• **Problem description**: Find every line in the records below that contains the word "Capital", and copy each such line.

• **Data extract**:
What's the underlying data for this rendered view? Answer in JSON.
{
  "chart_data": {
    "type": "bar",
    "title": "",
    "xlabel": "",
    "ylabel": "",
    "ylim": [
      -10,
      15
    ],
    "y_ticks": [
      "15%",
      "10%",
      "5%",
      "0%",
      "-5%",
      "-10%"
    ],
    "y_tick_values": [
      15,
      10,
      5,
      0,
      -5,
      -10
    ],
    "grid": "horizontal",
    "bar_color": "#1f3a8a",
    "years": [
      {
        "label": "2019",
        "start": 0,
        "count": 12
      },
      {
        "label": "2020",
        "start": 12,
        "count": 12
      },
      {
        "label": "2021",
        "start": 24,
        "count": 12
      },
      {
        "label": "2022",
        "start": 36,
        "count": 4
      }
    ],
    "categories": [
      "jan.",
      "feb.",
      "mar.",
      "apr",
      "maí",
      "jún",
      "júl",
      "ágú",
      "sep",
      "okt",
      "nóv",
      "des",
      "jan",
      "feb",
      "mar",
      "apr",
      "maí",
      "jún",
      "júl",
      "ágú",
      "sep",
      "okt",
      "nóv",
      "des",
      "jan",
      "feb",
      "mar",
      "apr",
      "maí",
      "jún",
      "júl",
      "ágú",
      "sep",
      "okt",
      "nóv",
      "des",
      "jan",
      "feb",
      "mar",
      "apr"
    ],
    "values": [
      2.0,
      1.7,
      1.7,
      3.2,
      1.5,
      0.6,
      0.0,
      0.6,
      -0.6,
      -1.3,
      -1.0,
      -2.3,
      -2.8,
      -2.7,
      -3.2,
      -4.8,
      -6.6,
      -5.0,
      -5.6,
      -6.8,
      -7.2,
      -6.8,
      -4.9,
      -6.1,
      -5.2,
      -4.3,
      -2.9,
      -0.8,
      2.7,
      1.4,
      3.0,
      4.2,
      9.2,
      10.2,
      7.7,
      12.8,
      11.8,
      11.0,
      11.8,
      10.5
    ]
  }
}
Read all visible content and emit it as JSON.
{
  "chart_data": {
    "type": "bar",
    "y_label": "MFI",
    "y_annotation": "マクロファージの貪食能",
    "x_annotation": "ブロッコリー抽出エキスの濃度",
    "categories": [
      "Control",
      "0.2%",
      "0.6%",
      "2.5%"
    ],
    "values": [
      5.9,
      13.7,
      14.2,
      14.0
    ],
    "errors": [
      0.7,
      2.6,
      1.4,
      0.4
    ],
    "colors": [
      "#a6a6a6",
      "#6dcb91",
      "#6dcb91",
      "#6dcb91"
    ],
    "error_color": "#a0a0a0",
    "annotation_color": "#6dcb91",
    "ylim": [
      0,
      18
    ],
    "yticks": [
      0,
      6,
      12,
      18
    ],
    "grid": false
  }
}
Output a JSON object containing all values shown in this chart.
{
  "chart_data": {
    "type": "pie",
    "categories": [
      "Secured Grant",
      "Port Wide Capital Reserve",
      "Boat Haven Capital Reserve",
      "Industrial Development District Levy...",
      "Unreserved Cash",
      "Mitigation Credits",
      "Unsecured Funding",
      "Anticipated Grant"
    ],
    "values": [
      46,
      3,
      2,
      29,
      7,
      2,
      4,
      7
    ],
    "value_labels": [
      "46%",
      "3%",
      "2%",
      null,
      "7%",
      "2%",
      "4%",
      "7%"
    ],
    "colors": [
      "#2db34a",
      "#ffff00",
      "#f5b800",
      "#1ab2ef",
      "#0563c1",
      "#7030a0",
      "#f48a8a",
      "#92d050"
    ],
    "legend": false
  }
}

• **Task response**:
      "Port Wide Capital Reserve",
      "Boat Haven Capital Reserve",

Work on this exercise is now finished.